Rząd, osłabiając pozycję OFE wiele ryzykuje. Pomysły o uszczupleniu części ich środków i przerzuceniu ich do ZUS mogą wywołać procesy w arbitrażu inwestycyjnym.
Rząd, osłabiając pozycję OFE wiele ryzykuje. Pomysły o uszczupleniu części ich środków i przerzuceniu ich do ZUS mogą wywołać procesy w arbitrażu inwestycyjnym.
Część powszechnych towarzystw emerytalnych (PTE) ma obcych udziałowców. A inwestorom zagranicznym przysługuje szczególna ochrona przed posunięciami władz naszego państwa. Gwarantują ją umowy o wspieraniu inwestycji i handlu (BIT), które Polska tak chętnie zawierała w latach 90. Na ich podstawie inwestorzy zagraniczni mogą pozwać Polskę o wielomilionowe odszkodowanie przed trybunałami arbitrażowymi za wszelkie przejawy wywłaszczenia, nacjonalizacji lub dyskryminacji. Położenie ręki na środkach OFE to według ekspertów postępujące wywłaszczenie.
– W tym przypadku chronioną inwestycją byłyby nie tyle składki emerytalne, ile założone przez inwestorów zagranicznych (pośrednio lub bezpośrednio) spółki córki do prowadzenia OFE. Udziały w spółkach są powszechnie uznawane za inwestycję chronioną – ocenia dr Marek Jeżewski, partner w kancelarii Kochański Zięba Rapala i partnerzy.
– Inwestycje polegające na utworzeniu powszechnych towarzystw emerytalnych mogą podlegać ochronie wynikającej z umów o wspieraniu i ochronie inwestycji (BIT) i należy liczyć się z tym, że inwestorzy będą chcieli z tej ochrony skorzystać – potwierdza Marek Furtek, partner w kancelarii FKA Furtek Komosa Aleksandrowicz.
– Ryzyko takich sporów jest wysokie, ponieważ istnieje ku temu podstawa prawna. Rząd, podejmując decyzje o zmianach w OFE, powinien pamiętać o umowach BIT i o szerokiej ochronie, jaką oferują inwestorom zagranicznym – przypomina Filip Balcerzak, prawnik zagraniczny w kancelarii SSW Spaczyński, Szczepaniak i Wspólnicy.

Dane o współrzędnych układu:
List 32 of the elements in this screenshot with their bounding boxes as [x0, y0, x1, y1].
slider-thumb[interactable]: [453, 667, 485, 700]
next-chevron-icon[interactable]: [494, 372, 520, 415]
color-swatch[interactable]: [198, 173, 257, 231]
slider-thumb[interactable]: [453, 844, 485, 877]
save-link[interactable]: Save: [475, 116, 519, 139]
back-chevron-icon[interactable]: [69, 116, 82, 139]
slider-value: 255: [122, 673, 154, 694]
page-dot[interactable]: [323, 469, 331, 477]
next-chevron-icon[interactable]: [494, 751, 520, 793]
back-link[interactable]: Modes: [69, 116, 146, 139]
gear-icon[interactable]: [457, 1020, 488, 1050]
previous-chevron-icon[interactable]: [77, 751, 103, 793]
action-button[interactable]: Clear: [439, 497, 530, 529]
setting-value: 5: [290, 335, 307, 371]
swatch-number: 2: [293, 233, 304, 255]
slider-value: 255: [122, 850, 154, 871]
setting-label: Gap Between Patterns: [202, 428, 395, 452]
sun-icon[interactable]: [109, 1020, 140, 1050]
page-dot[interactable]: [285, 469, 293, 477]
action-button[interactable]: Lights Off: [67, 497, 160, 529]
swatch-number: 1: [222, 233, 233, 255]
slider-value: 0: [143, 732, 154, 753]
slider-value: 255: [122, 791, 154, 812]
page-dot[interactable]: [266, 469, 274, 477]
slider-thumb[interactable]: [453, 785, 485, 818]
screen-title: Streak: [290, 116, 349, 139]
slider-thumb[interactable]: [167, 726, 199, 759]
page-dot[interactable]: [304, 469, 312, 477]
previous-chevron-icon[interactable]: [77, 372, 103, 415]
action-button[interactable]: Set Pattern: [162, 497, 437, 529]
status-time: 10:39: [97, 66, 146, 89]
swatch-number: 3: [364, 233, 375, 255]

ZADANIE 1:
Zastąp w całym listingu każde wystąpienie „slider-thumb” przez „slider-handle” i przepisz go ponownie, nie zmieniając niczego poza tym.
ZADANIE 2:
Kontynuuj tekst o ryzyku sporów arbitrażowych wokół OFE od miejsca, w którym się kończy.
Tekst i listing stanowią dwa niezależne materiały.

WYNIK KOŃCOWY 1:
List 32 of the elements in this screenshot with their bounding boxes as [x0, y0, x1, y1].
slider-handle[interactable]: [453, 667, 485, 700]
next-chevron-icon[interactable]: [494, 372, 520, 415]
color-swatch[interactable]: [198, 173, 257, 231]
slider-handle[interactable]: [453, 844, 485, 877]
save-link[interactable]: Save: [475, 116, 519, 139]
back-chevron-icon[interactable]: [69, 116, 82, 139]
slider-value: 255: [122, 673, 154, 694]
page-dot[interactable]: [323, 469, 331, 477]
next-chevron-icon[interactable]: [494, 751, 520, 793]
back-link[interactable]: Modes: [69, 116, 146, 139]
gear-icon[interactable]: [457, 1020, 488, 1050]
previous-chevron-icon[interactable]: [77, 751, 103, 793]
action-button[interactable]: Clear: [439, 497, 530, 529]
setting-value: 5: [290, 335, 307, 371]
swatch-number: 2: [293, 233, 304, 255]
slider-value: 255: [122, 850, 154, 871]
setting-label: Gap Between Patterns: [202, 428, 395, 452]
sun-icon[interactable]: [109, 1020, 140, 1050]
page-dot[interactable]: [285, 469, 293, 477]
action-button[interactable]: Lights Off: [67, 497, 160, 529]
swatch-number: 1: [222, 233, 233, 255]
slider-value: 0: [143, 732, 154, 753]
slider-value: 255: [122, 791, 154, 812]
page-dot[interactable]: [266, 469, 274, 477]
slider-handle[interactable]: [453, 785, 485, 818]
screen-title: Streak: [290, 116, 349, 139]
slider-handle[interactable]: [167, 726, 199, 759]
page-dot[interactable]: [304, 469, 312, 477]
previous-chevron-icon[interactable]: [77, 372, 103, 415]
action-button[interactable]: Set Pattern: [162, 497, 437, 529]
status-time: 10:39: [97, 66, 146, 89]
swatch-number: 3: [364, 233, 375, 255]

WYNIK KOŃCOWY 2:
W umowach BIT pojęcie inwestycji jest definiowane zwykle bardzo szeroko.
– Obejmuje ono swoim zakresem również akcje oraz udziały, dlatego dochodzenie roszczeń przez inwestorów zagranicznych w PTE jest możliwe – dodaje Balcerzak.
Widoczna jest także tendencja do rozszerzania pojęcia inwestycji w orzecznictwie.
– Dowodzi tego niedawny wyrok jurysdykcyjny w sprawie Abaclat przeciwko Argentynie, w której za chronioną inwestycję zostały uznane obligacje skarbowe – wskazuje dr Jeżewski.
Inwestorzy mogliby powołać się na naruszenie zakazu wywłaszczenia i środków o skutkach równoważnych do wywłaszczenia. O tym, czy zachowanie państwa można kwalifikować jako postępujące wywłaszczenie, decyduje skutek takiego zachowania, którym jest faktyczne zaprzestanie możliwości pobierania korzyści z inwestycji.
– Istotne w tym przypadku jest wykazanie, że skutek ten wynika – nawet w sposób pośredni – z zachowania państwa. Wydaje się, że jeżeli skutkiem proponowanych zmian w systemie emerytalnym będzie spadek rentowności spółek zajmujących się prowadzeniem OFE, niweczących ekonomiczny sens, to takie działanie będzie można uznać za postępujące wywłaszczenie – uważa dr Marek Jeżewski.
Składka przekazywana do OFE od 1 maja 2011 r. jest już i tak mniejsza.
– A postępujące wywłaszczenie obejmuje najczęściej ciąg działań, których skutkiem jest pozbawienie inwestora możliwości korzystania z inwestycji. Jeśli więc przyjrzeć się tendencji zmian rozpoczętych od zmniejszenia składki odprowadzanej na OFE, to każda kolejna ograniczająca korzyści inwestorów zagranicznych może być traktowana jako element wywłaszczenia postępującego – ocenia dr Marek Jeżewski.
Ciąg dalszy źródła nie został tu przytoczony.